Give an exact copy of every line, leaving images out.

**Given records**.

--------------------------------------------------

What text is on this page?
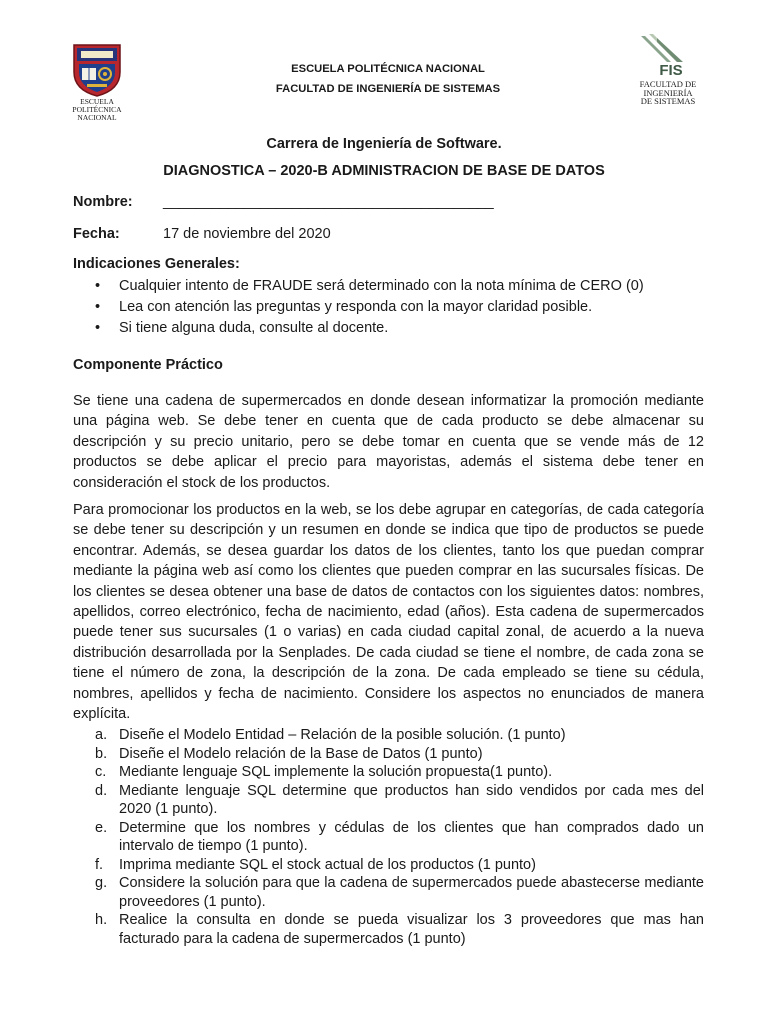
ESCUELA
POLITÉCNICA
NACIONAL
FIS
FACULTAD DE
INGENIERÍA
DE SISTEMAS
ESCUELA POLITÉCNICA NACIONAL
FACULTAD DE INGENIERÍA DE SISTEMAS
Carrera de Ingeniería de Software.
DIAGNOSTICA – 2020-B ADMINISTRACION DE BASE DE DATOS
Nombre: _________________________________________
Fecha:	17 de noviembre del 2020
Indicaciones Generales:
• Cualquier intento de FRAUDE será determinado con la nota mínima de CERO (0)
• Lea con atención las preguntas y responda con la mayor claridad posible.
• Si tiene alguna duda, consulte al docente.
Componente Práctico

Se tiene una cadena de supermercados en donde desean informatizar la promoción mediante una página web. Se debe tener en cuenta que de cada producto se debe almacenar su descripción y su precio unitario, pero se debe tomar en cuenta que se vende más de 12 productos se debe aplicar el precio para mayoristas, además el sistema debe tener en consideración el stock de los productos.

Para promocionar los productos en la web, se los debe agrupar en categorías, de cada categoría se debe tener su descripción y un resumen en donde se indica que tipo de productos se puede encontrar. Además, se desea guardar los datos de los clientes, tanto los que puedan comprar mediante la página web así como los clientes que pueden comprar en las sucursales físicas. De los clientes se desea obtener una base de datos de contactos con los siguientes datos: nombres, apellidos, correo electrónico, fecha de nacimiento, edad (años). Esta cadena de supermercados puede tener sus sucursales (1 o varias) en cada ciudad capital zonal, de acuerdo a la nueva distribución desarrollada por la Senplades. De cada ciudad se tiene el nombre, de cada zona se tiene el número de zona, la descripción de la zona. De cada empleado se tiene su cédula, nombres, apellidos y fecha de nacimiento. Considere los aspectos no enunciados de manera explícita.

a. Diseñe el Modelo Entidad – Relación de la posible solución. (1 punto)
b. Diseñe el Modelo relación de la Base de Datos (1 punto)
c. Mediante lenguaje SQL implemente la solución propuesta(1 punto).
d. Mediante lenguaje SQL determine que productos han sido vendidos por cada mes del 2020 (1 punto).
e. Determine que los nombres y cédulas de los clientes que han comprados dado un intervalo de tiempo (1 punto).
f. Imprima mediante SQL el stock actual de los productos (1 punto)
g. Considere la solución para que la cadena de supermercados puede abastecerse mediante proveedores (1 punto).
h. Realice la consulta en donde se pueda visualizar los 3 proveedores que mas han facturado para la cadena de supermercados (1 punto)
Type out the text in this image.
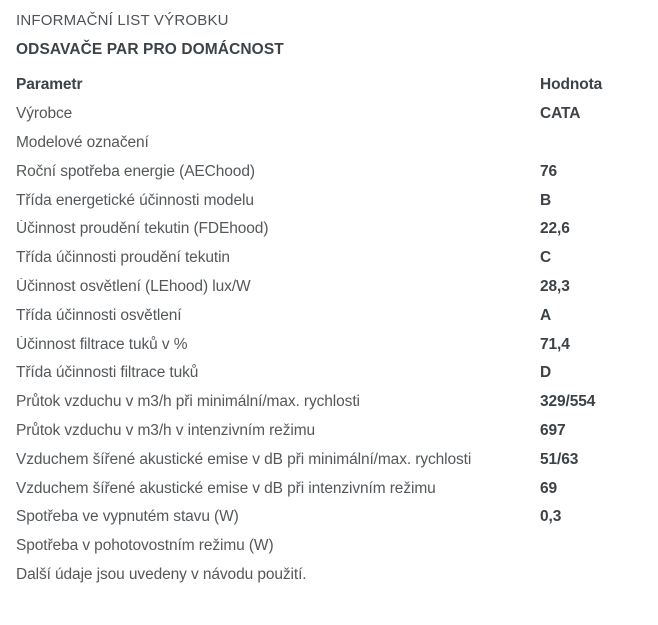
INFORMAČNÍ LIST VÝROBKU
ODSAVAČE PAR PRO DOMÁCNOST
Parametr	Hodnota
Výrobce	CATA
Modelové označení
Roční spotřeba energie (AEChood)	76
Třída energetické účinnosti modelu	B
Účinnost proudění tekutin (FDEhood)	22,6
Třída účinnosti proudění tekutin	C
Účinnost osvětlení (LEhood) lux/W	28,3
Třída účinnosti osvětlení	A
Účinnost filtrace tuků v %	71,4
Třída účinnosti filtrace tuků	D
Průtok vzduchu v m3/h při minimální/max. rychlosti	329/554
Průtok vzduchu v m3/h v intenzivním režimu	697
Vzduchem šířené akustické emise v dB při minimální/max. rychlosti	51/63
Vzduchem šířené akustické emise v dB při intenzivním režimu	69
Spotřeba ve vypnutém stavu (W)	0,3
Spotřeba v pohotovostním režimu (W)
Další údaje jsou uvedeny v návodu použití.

--------------------------------------------------

**Response**.
What text is on this page?
ESCUELA
POLITÉCNICA
NACIONAL
FIS
FACULTAD DE
INGENIERÍA
DE SISTEMAS
ESCUELA POLITÉCNICA NACIONAL
FACULTAD DE INGENIERÍA DE SISTEMAS
Carrera de Ingeniería de Software.
DIAGNOSTICA – 2020-B ADMINISTRACION DE BASE DE DATOS
Nombre: _________________________________________
Fecha:	17 de noviembre del 2020
Indicaciones Generales:
• Cualquier intento de FRAUDE será determinado con la nota mínima de CERO (0)
• Lea con atención las preguntas y responda con la mayor claridad posible.
• Si tiene alguna duda, consulte al docente.
Componente Práctico

Se tiene una cadena de supermercados en donde desean informatizar la promoción mediante una página web. Se debe tener en cuenta que de cada producto se debe almacenar su descripción y su precio unitario, pero se debe tomar en cuenta que se vende más de 12 productos se debe aplicar el precio para mayoristas, además el sistema debe tener en consideración el stock de los productos.

Para promocionar los productos en la web, se los debe agrupar en categorías, de cada categoría se debe tener su descripción y un resumen en donde se indica que tipo de productos se puede encontrar. Además, se desea guardar los datos de los clientes, tanto los que puedan comprar mediante la página web así como los clientes que pueden comprar en las sucursales físicas. De los clientes se desea obtener una base de datos de contactos con los siguientes datos: nombres, apellidos, correo electrónico, fecha de nacimiento, edad (años). Esta cadena de supermercados puede tener sus sucursales (1 o varias) en cada ciudad capital zonal, de acuerdo a la nueva distribución desarrollada por la Senplades. De cada ciudad se tiene el nombre, de cada zona se tiene el número de zona, la descripción de la zona. De cada empleado se tiene su cédula, nombres, apellidos y fecha de nacimiento. Considere los aspectos no enunciados de manera explícita.

a. Diseñe el Modelo Entidad – Relación de la posible solución. (1 punto)
b. Diseñe el Modelo relación de la Base de Datos (1 punto)
c. Mediante lenguaje SQL implemente la solución propuesta(1 punto).
d. Mediante lenguaje SQL determine que productos han sido vendidos por cada mes del 2020 (1 punto).
e. Determine que los nombres y cédulas de los clientes que han comprados dado un intervalo de tiempo (1 punto).
f. Imprima mediante SQL el stock actual de los productos (1 punto)
g. Considere la solución para que la cadena de supermercados puede abastecerse mediante proveedores (1 punto).
h. Realice la consulta en donde se pueda visualizar los 3 proveedores que mas han facturado para la cadena de supermercados (1 punto)
Type out the text in this image.
INFORMAČNÍ LIST VÝROBKU
ODSAVAČE PAR PRO DOMÁCNOST
Parametr	Hodnota
Výrobce	CATA
Modelové označení
Roční spotřeba energie (AEChood)	76
Třída energetické účinnosti modelu	B
Účinnost proudění tekutin (FDEhood)	22,6
Třída účinnosti proudění tekutin	C
Účinnost osvětlení (LEhood) lux/W	28,3
Třída účinnosti osvětlení	A
Účinnost filtrace tuků v %	71,4
Třída účinnosti filtrace tuků	D
Průtok vzduchu v m3/h při minimální/max. rychlosti	329/554
Průtok vzduchu v m3/h v intenzivním režimu	697
Vzduchem šířené akustické emise v dB při minimální/max. rychlosti	51/63
Vzduchem šířené akustické emise v dB při intenzivním režimu	69
Spotřeba ve vypnutém stavu (W)	0,3
Spotřeba v pohotovostním režimu (W)
Další údaje jsou uvedeny v návodu použití.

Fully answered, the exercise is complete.